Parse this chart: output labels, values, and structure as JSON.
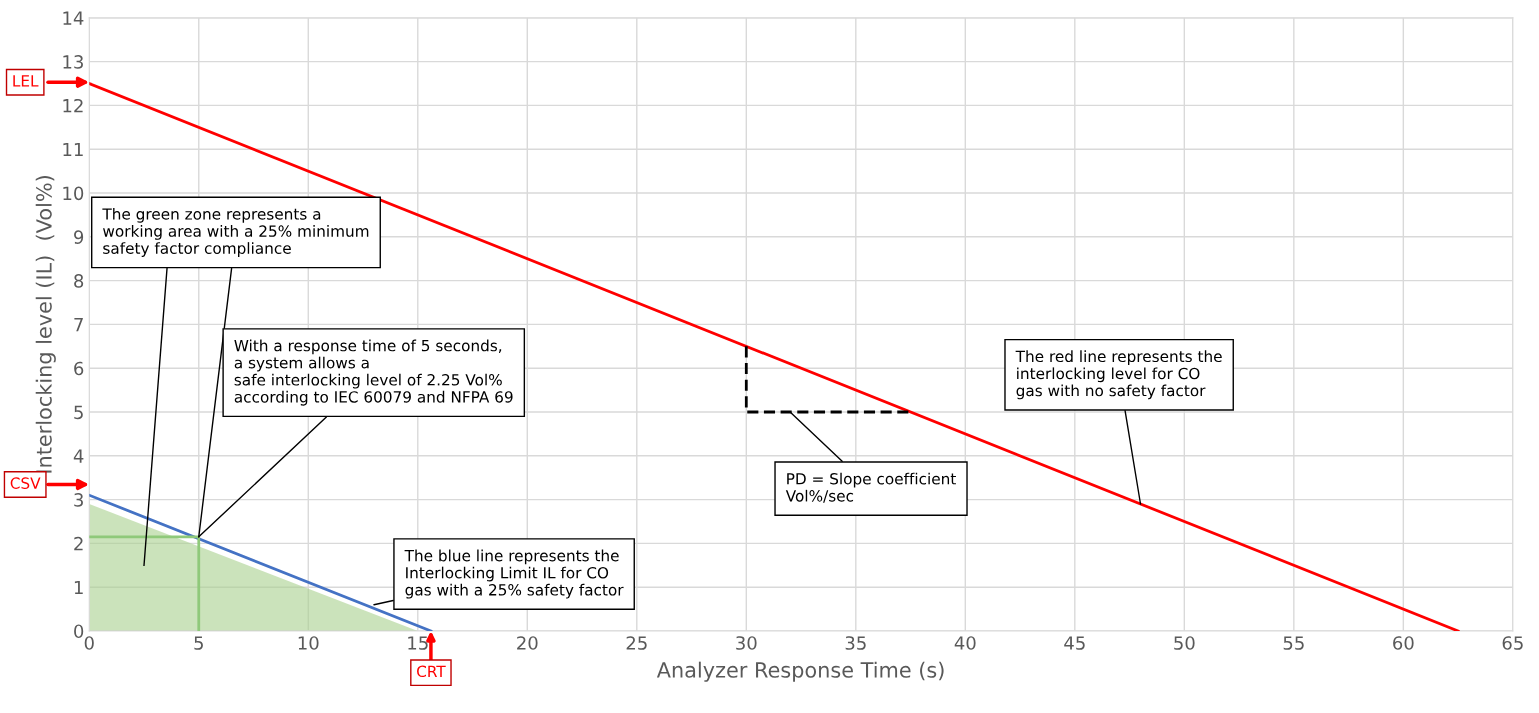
{
  "chart_data": {
    "type": "line",
    "xlabel": "Analyzer Response Time (s)",
    "ylabel": "Interlocking level (IL)  (Vol%)",
    "xlim": [
      0,
      65
    ],
    "ylim": [
      0,
      14
    ],
    "xticks": [
      0,
      5,
      10,
      15,
      20,
      25,
      30,
      35,
      40,
      45,
      50,
      55,
      60,
      65
    ],
    "yticks": [
      0,
      1,
      2,
      3,
      4,
      5,
      6,
      7,
      8,
      9,
      10,
      11,
      12,
      13,
      14
    ],
    "grid": true,
    "legend": false,
    "marker": "none",
    "line_style": "solid",
    "series": [
      {
        "type": "area",
        "color": "#a9d18e",
        "x": [
          0,
          15
        ],
        "values": [
          2.9,
          0
        ]
      },
      {
        "color": "#ff0000",
        "x": [
          0,
          62.5
        ],
        "values": [
          12.5,
          0
        ]
      },
      {
        "color": "#4472c4",
        "x": [
          0,
          15.6
        ],
        "values": [
          3.1,
          0
        ]
      },
      {
        "color": "#8fc97a",
        "x": [
          0,
          5,
          5
        ],
        "values": [
          2.15,
          2.15,
          0
        ]
      },
      {
        "color": "#000000",
        "line_style": "dashed",
        "x": [
          30,
          30,
          37.5
        ],
        "values": [
          6.5,
          5,
          5
        ]
      }
    ],
    "annotations": [
      "LEL",
      "CSV",
      {
        "text": "CRT",
        "x": 15.6,
        "y": 0
      },
      {
        "text": "The green zone represents a\nworking area with a 25% minimum\nsafety factor compliance",
        "x": 5,
        "y": 2.15
      },
      {
        "text": "With a response time of 5 seconds,\na system allows a\nsafe interlocking level of 2.25 Vol%\naccording to IEC 60079 and NFPA 69",
        "x": 5,
        "y": 2.15
      },
      {
        "text": "The blue line represents the\nInterlocking Limit IL for CO\ngas with a 25% safety factor",
        "x": 13,
        "y": 0.6
      },
      {
        "text": "PD = Slope coefficient\nVol%/sec",
        "x": 32,
        "y": 5
      },
      {
        "text": "The red line represents the\ninterlocking level for CO\ngas with no safety factor",
        "x": 48,
        "y": 2.9
      }
    ]
  }
}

| The task |
Look over the records above and copy each line that includes the string "ngas".

| Written solution |
        "text": "The blue line represents the\nInterlocking Limit IL for CO\ngas with a 25% safety factor",
        "text": "The red line represents the\ninterlocking level for CO\ngas with no safety factor",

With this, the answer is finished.